> _Input_:

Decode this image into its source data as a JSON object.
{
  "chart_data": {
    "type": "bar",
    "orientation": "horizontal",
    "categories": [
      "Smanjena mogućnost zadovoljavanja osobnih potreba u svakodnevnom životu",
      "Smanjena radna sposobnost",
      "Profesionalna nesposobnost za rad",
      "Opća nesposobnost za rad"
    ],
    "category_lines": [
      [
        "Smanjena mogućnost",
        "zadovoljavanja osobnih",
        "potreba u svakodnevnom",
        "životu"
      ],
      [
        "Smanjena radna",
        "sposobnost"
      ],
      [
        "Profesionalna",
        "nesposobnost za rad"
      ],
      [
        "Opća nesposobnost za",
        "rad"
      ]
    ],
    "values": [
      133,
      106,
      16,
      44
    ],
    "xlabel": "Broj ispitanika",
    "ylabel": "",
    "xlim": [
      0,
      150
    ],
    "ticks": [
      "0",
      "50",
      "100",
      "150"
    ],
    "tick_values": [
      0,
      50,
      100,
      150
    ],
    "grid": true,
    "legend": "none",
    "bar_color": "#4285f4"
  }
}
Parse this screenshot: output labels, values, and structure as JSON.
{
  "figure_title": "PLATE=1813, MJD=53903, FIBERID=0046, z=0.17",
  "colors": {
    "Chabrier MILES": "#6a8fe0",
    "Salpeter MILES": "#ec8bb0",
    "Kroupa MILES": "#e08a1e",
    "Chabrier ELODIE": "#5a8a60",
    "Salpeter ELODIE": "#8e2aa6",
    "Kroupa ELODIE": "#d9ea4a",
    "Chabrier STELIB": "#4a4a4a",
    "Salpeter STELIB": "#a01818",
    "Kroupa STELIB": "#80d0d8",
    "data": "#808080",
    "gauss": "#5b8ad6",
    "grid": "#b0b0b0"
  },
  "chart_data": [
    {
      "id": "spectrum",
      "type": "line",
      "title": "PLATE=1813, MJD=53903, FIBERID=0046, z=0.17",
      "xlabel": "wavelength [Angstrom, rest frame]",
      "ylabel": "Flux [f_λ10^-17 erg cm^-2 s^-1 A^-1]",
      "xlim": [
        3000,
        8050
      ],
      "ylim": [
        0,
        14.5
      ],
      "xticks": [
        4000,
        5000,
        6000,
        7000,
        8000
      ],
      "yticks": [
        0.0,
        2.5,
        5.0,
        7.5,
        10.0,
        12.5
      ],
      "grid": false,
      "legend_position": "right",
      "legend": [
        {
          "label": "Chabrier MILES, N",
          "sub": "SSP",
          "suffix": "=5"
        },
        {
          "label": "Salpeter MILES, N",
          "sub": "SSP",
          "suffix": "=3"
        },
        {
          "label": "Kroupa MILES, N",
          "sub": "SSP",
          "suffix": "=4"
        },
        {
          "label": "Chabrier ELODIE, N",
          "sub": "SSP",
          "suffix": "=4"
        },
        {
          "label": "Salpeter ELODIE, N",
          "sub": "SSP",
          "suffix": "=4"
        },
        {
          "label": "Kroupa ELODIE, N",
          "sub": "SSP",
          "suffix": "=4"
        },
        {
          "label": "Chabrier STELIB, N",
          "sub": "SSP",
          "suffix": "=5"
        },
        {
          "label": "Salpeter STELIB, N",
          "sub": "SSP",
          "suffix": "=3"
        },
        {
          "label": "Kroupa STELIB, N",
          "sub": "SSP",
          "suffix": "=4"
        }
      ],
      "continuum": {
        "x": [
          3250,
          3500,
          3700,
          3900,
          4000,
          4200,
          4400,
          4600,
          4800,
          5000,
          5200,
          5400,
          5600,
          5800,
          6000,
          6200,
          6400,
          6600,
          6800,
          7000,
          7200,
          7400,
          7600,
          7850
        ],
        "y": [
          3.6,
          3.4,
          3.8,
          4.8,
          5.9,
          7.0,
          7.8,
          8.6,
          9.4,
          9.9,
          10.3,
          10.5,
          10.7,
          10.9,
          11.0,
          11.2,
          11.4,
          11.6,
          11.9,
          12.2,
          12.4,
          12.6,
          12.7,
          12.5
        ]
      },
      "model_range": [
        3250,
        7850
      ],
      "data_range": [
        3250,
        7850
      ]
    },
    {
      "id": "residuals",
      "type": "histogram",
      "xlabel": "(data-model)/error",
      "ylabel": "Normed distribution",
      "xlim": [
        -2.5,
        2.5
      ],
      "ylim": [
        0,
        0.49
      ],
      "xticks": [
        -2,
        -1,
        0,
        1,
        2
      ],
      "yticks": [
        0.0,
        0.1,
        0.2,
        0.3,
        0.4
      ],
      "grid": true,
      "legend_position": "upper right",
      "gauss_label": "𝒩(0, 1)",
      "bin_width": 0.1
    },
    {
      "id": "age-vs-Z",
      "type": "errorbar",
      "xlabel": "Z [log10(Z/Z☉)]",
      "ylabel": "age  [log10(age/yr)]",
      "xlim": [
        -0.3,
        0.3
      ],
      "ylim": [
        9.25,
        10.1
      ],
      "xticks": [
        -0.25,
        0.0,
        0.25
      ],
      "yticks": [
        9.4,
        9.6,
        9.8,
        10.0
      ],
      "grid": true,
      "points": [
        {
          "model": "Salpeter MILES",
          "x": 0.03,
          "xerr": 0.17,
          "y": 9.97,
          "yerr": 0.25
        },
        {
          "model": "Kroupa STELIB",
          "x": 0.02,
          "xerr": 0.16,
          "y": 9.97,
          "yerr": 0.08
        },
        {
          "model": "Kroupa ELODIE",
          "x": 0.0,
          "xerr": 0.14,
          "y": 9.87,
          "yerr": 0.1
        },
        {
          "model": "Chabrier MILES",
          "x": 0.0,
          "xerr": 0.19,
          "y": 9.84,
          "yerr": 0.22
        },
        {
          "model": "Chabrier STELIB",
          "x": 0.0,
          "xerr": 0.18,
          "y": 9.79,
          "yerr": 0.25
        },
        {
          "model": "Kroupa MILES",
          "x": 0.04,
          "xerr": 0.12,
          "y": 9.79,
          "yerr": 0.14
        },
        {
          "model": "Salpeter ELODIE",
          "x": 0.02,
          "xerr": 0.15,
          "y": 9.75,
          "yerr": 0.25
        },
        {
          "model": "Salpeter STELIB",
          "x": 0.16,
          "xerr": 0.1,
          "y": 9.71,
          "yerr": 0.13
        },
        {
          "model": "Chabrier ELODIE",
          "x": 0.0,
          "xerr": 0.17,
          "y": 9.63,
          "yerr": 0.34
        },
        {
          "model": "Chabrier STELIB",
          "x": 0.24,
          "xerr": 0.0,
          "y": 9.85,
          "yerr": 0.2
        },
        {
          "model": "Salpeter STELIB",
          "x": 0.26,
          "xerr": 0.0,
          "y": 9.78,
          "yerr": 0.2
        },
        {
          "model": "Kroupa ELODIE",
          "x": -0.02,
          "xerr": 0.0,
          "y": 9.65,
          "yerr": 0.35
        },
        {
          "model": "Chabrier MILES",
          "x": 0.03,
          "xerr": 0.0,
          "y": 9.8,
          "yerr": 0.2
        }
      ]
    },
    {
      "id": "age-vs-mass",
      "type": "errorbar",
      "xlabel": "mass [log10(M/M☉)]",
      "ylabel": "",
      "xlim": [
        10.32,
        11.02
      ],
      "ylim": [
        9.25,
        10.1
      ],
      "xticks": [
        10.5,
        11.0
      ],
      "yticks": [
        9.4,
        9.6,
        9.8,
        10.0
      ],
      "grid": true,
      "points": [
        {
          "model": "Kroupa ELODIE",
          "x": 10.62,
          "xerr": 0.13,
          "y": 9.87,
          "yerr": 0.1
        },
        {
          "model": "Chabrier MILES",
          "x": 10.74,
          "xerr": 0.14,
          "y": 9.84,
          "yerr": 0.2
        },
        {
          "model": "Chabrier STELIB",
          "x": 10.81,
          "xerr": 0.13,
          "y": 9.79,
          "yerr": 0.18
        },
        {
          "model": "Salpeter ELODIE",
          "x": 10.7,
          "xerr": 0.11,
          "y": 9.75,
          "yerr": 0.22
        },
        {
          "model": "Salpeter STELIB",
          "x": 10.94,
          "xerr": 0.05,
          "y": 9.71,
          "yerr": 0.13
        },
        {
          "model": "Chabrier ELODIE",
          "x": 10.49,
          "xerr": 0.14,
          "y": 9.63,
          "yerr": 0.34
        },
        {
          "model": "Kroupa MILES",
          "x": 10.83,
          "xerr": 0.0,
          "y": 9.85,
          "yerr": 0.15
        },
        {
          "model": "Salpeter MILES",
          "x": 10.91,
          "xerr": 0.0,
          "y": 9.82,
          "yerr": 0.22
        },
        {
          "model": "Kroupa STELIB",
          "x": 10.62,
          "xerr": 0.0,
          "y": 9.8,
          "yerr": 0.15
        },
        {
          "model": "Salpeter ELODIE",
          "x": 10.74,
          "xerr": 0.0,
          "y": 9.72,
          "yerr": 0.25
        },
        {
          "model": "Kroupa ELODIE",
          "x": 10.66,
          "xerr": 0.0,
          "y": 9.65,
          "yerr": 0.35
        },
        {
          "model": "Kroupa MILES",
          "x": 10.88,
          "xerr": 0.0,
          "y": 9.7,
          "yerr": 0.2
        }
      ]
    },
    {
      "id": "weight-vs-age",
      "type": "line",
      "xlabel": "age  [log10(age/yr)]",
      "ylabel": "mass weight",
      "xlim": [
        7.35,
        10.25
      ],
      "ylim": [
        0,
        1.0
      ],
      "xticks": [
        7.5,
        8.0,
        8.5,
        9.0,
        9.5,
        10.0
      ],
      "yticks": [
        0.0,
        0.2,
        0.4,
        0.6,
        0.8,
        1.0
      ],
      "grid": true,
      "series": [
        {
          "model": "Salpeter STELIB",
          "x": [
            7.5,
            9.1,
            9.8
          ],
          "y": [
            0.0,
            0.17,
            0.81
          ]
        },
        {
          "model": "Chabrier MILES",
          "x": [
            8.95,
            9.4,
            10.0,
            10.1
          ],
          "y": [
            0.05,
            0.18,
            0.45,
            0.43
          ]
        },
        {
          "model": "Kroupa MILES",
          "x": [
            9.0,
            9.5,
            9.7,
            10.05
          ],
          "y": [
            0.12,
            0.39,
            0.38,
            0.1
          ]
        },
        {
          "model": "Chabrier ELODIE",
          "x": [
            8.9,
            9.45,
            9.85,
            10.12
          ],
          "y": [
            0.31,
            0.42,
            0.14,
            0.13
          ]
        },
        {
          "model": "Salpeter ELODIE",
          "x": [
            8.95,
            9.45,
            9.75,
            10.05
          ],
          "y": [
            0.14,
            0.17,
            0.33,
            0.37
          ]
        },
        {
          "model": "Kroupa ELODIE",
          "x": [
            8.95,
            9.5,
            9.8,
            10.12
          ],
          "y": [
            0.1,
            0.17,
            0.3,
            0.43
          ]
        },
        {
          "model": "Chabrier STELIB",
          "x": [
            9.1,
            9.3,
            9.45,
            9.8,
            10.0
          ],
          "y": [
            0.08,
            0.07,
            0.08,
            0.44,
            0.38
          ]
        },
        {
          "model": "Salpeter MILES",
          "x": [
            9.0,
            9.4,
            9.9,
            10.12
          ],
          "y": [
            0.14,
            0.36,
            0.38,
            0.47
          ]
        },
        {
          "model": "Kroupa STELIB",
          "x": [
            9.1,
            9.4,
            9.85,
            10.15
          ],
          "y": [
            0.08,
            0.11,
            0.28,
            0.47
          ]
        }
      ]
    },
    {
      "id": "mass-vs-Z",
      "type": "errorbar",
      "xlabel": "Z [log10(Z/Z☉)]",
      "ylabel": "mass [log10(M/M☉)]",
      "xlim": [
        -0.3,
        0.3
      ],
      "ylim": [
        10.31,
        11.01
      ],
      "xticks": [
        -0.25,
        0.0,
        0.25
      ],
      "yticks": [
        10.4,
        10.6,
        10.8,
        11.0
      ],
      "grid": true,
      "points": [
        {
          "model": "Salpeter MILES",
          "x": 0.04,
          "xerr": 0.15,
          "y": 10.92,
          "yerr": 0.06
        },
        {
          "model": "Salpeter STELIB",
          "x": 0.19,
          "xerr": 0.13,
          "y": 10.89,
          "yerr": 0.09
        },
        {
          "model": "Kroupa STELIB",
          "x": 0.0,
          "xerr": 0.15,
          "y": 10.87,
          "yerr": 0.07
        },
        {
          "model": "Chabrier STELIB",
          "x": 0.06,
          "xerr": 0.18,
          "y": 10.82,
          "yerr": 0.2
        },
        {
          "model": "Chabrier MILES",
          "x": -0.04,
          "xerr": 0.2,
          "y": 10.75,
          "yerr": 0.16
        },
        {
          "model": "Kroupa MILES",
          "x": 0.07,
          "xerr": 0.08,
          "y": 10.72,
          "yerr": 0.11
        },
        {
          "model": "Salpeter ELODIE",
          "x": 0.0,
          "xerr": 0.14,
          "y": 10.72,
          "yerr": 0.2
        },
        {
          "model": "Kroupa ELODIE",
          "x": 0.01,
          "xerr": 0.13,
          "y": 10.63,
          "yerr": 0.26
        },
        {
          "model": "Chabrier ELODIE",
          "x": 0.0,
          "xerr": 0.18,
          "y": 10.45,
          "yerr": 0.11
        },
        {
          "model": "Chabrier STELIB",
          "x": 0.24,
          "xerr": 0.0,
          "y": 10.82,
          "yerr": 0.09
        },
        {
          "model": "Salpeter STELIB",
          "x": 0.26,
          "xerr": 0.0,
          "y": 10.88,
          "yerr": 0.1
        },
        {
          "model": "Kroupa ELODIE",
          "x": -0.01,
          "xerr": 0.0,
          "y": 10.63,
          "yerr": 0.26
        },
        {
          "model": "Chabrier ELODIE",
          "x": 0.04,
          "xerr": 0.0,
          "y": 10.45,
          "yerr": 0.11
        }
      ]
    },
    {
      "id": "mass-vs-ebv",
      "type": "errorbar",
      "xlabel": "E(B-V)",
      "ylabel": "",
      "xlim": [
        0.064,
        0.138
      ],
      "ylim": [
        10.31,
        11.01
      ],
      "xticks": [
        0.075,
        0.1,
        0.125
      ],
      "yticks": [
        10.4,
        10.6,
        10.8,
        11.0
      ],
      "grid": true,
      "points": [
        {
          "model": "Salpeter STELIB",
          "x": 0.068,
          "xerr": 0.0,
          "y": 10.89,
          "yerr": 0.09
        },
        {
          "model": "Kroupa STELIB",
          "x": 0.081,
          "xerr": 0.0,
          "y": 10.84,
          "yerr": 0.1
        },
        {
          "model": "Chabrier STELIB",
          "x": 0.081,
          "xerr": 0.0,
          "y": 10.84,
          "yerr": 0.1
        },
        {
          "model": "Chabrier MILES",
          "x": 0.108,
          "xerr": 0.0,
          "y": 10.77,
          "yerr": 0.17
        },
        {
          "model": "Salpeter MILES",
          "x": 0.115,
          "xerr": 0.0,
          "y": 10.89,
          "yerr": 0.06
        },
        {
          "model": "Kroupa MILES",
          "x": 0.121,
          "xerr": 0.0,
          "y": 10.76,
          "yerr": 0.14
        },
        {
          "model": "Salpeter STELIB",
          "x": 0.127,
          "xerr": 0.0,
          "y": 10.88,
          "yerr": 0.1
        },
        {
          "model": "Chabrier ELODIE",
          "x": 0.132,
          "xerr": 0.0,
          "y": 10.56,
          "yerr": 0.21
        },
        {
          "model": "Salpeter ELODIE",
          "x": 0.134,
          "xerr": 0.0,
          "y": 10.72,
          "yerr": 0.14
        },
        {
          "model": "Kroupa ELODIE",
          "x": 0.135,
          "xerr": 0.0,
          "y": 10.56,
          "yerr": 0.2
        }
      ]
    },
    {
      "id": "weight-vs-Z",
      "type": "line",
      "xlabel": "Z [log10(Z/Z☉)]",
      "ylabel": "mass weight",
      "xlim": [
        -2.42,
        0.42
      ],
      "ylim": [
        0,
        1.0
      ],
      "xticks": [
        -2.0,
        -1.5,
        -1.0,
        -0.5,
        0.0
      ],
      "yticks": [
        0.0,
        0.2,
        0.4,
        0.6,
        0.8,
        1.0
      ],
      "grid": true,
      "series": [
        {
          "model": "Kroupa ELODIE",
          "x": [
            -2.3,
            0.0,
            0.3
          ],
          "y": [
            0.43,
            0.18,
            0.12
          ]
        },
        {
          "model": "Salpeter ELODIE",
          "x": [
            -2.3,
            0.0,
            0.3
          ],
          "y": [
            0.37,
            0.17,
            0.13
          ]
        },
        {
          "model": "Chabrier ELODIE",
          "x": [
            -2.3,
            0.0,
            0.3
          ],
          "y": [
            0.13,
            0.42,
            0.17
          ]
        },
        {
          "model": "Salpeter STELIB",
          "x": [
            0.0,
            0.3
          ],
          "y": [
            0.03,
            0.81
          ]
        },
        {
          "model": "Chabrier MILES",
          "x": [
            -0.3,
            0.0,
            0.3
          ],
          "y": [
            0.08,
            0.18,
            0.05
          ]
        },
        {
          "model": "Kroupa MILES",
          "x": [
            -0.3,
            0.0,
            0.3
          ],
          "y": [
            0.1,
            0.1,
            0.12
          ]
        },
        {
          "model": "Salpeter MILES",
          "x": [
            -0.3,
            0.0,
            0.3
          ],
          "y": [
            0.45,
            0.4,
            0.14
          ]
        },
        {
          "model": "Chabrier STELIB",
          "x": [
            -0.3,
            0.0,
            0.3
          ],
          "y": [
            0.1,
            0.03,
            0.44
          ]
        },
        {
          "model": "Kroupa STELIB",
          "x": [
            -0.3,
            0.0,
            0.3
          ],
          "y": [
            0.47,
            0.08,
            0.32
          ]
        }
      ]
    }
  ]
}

> _Instructions to follow_: Answer with one number: how many lines in the listing hold "xlabel".

> _Response_: 9